╭──

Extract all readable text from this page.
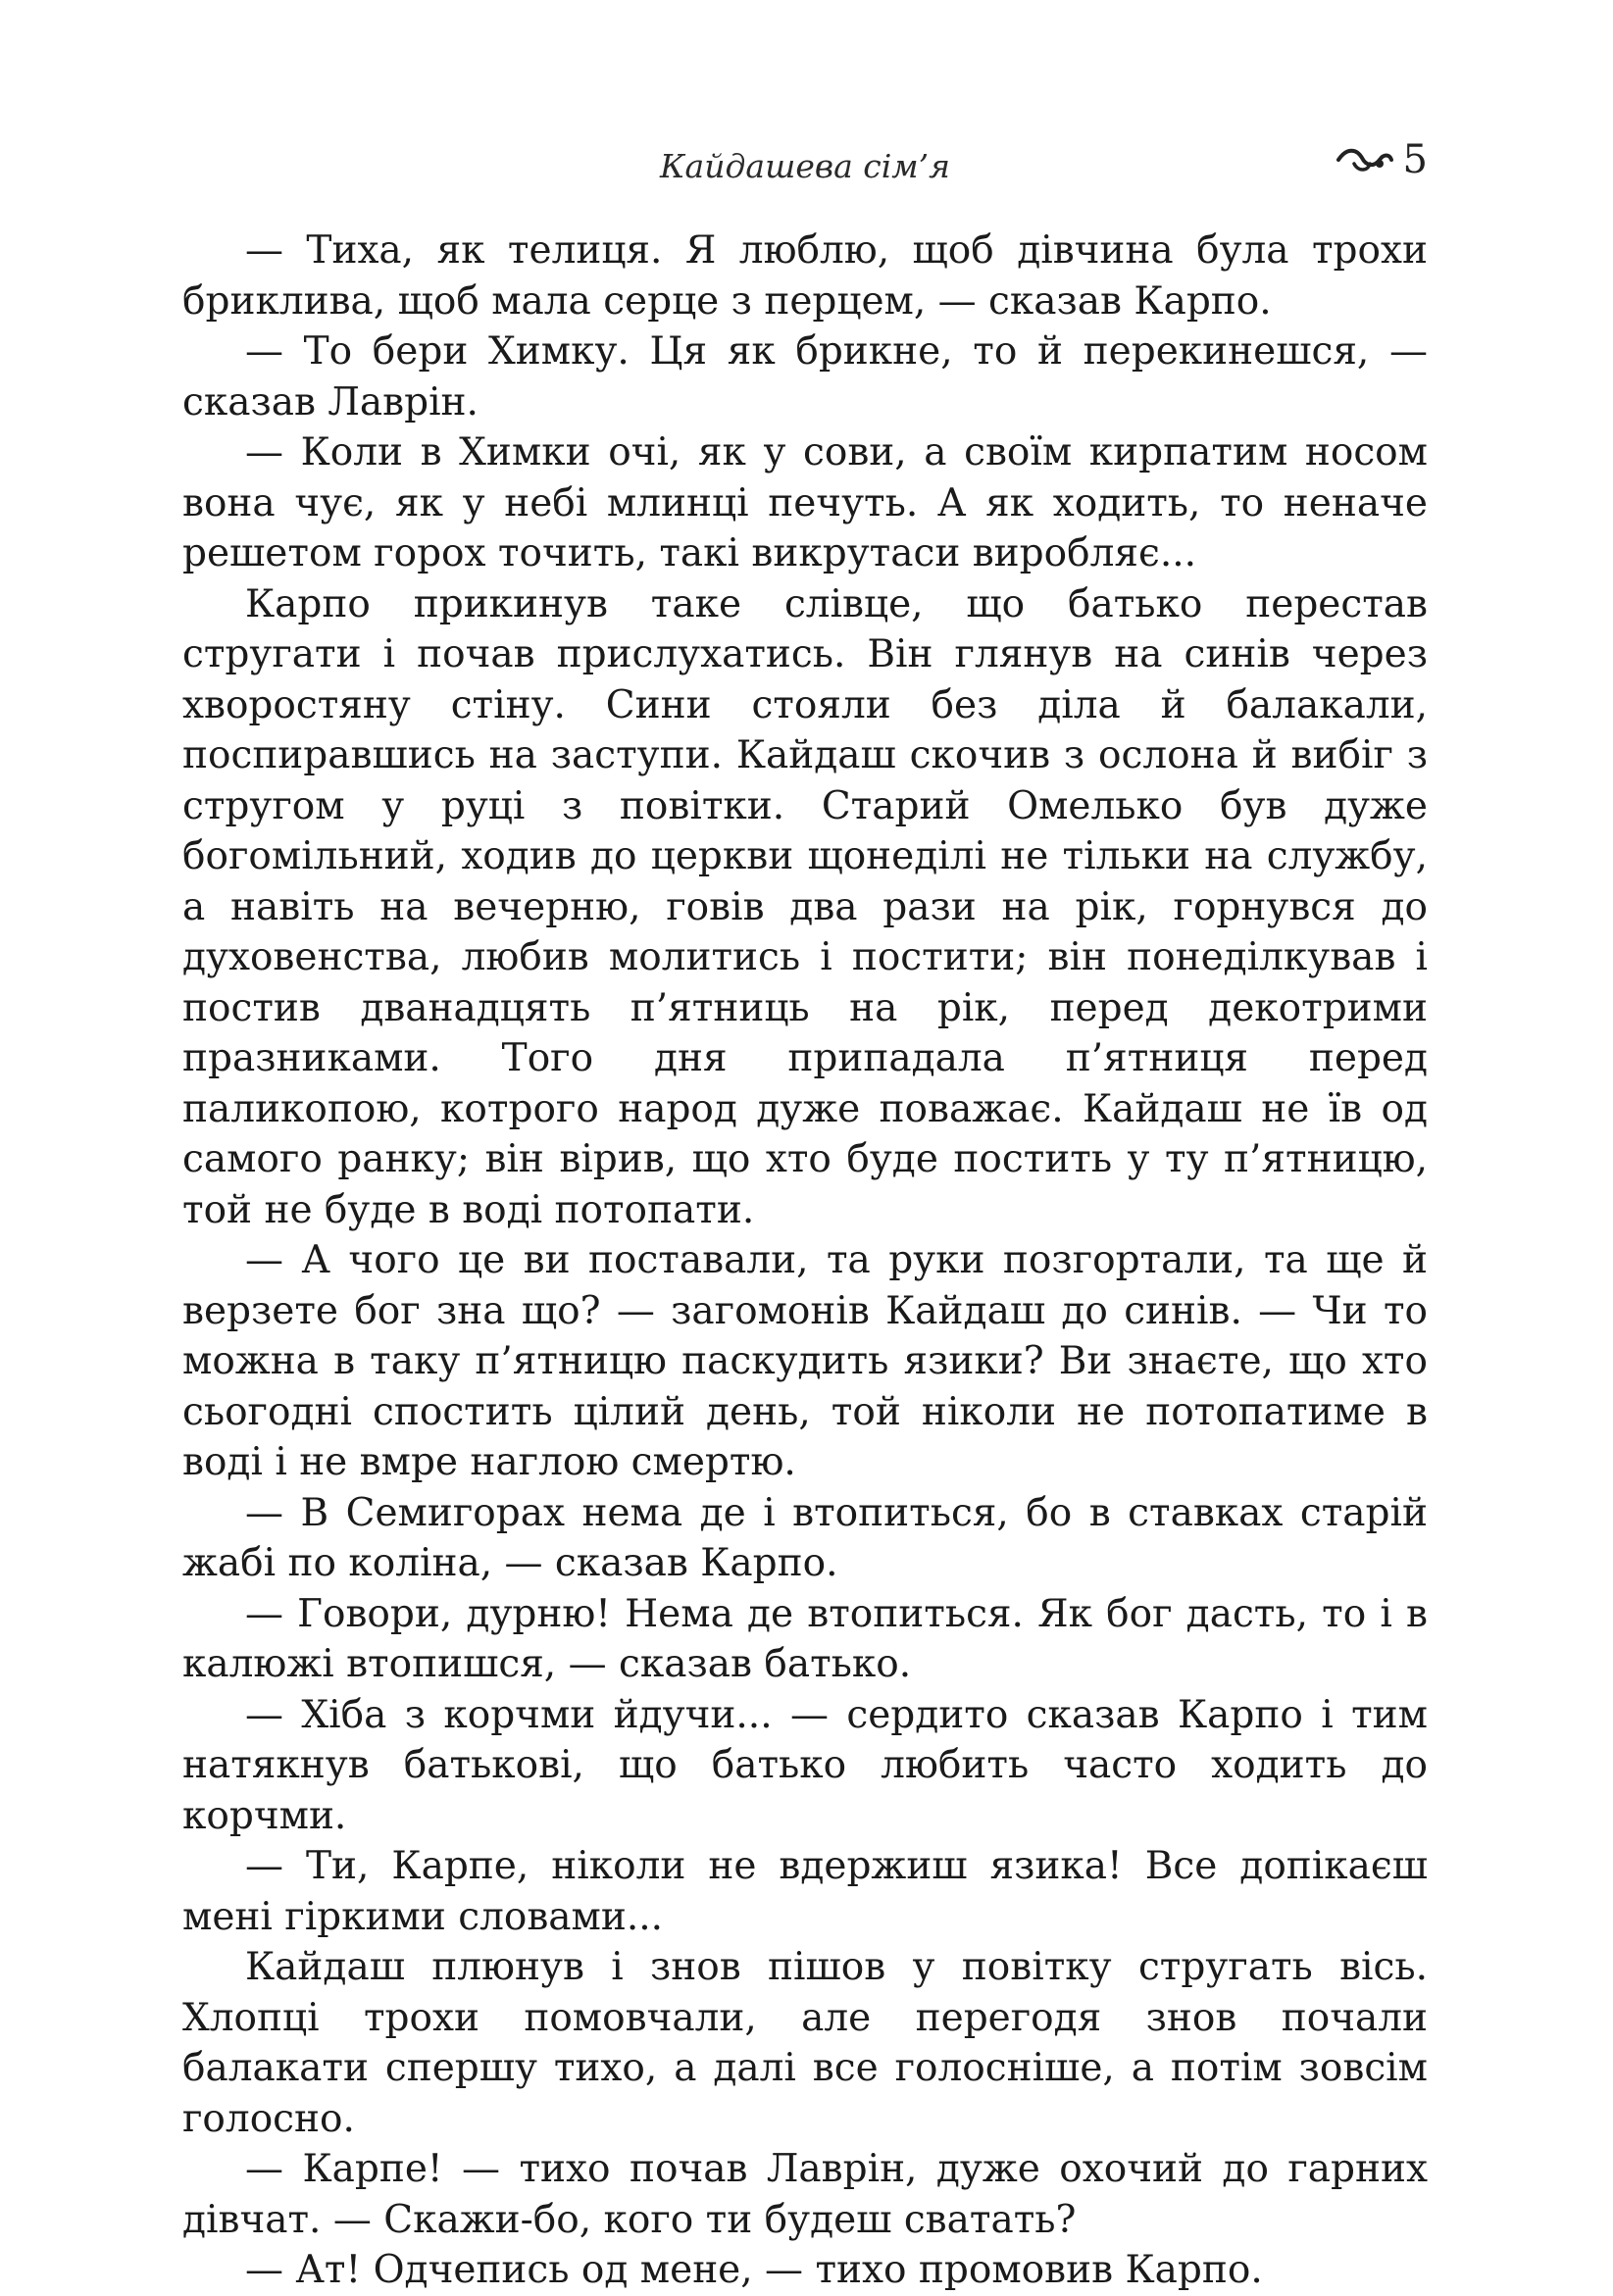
Кайдашева сім’я	5

— Тиха, як телиця. Я люблю, щоб дівчина була трохи бриклива, щоб мала серце з перцем, — сказав Карпо.

— То бери Химку. Ця як брикне, то й перекинешся, — сказав Лаврін.

— Коли в Химки очі, як у сови, а своїм кирпатим носом вона чує, як у небі млинці печуть. А як ходить, то неначе решетом горох точить, такі викрутаси виробляє...

Карпо прикинув таке слівце, що батько перестав стругати і почав прислухатись. Він глянув на синів через хворостяну стіну. Сини стояли без діла й балакали, поспиравшись на заступи. Кайдаш скочив з ослона й вибіг з стругом у руці з повітки. Старий Омелько був дуже богомільний, ходив до церкви щонеділі не тільки на службу, а навіть на вечерню, говів два рази на рік, горнувся до духовенства, любив молитись і постити; він понеділкував і постив дванадцять п’ятниць на рік, перед декотрими празниками. Того дня припадала п’ятниця перед паликопою, котрого народ дуже поважає. Кайдаш не їв од самого ранку; він вірив, що хто буде постить у ту п’ятницю, той не буде в воді потопати.

— А чого це ви поставали, та руки позгортали, та ще й верзете бог зна що? — загомонів Кайдаш до синів. — Чи то можна в таку п’ятницю паскудить язики? Ви знаєте, що хто сьогодні спостить цілий день, той ніколи не потопатиме в воді і не вмре наглою смертю.

— В Семигорах нема де і втопиться, бо в ставках старій жабі по коліна, — сказав Карпо.

— Говори, дурню! Нема де втопиться. Як бог дасть, то і в калюжі втопишся, — сказав батько.

— Хіба з корчми йдучи... — сердито сказав Карпо і тим натякнув батькові, що батько любить часто ходить до корчми.

— Ти, Карпе, ніколи не вдержиш язика! Все допікаєш мені гіркими словами...

Кайдаш плюнув і знов пішов у повітку стругать вісь. Хлопці трохи помовчали, але перегодя знов почали балакати спершу тихо, а далі все голосніше, а потім зовсім голосно.

— Карпе! — тихо почав Лаврін, дуже охочий до гарних дівчат. — Скажи-бо, кого ти будеш сватать?

— Ат! Одчепись од мене, — тихо промовив Карпо.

╰──

Print out the whole of the material word for word, without pictures.

> [Response below]
Extract all readable text from this page.
Кайдашева сім’я	5

— Тиха, як телиця. Я люблю, щоб дівчина була трохи бриклива, щоб мала серце з перцем, — сказав Карпо.

— То бери Химку. Ця як брикне, то й перекинешся, — сказав Лаврін.

— Коли в Химки очі, як у сови, а своїм кирпатим носом вона чує, як у небі млинці печуть. А як ходить, то неначе решетом горох точить, такі викрутаси виробляє...

Карпо прикинув таке слівце, що батько перестав стругати і почав прислухатись. Він глянув на синів через хворостяну стіну. Сини стояли без діла й балакали, поспиравшись на заступи. Кайдаш скочив з ослона й вибіг з стругом у руці з повітки. Старий Омелько був дуже богомільний, ходив до церкви щонеділі не тільки на службу, а навіть на вечерню, говів два рази на рік, горнувся до духовенства, любив молитись і постити; він понеділкував і постив дванадцять п’ятниць на рік, перед декотрими празниками. Того дня припадала п’ятниця перед паликопою, котрого народ дуже поважає. Кайдаш не їв од самого ранку; він вірив, що хто буде постить у ту п’ятницю, той не буде в воді потопати.

— А чого це ви поставали, та руки позгортали, та ще й верзете бог зна що? — загомонів Кайдаш до синів. — Чи то можна в таку п’ятницю паскудить язики? Ви знаєте, що хто сьогодні спостить цілий день, той ніколи не потопатиме в воді і не вмре наглою смертю.

— В Семигорах нема де і втопиться, бо в ставках старій жабі по коліна, — сказав Карпо.

— Говори, дурню! Нема де втопиться. Як бог дасть, то і в калюжі втопишся, — сказав батько.

— Хіба з корчми йдучи... — сердито сказав Карпо і тим натякнув батькові, що батько любить часто ходить до корчми.

— Ти, Карпе, ніколи не вдержиш язика! Все допікаєш мені гіркими словами...

Кайдаш плюнув і знов пішов у повітку стругать вісь. Хлопці трохи помовчали, але перегодя знов почали балакати спершу тихо, а далі все голосніше, а потім зовсім голосно.

— Карпе! — тихо почав Лаврін, дуже охочий до гарних дівчат. — Скажи-бо, кого ти будеш сватать?

— Ат! Одчепись од мене, — тихо промовив Карпо.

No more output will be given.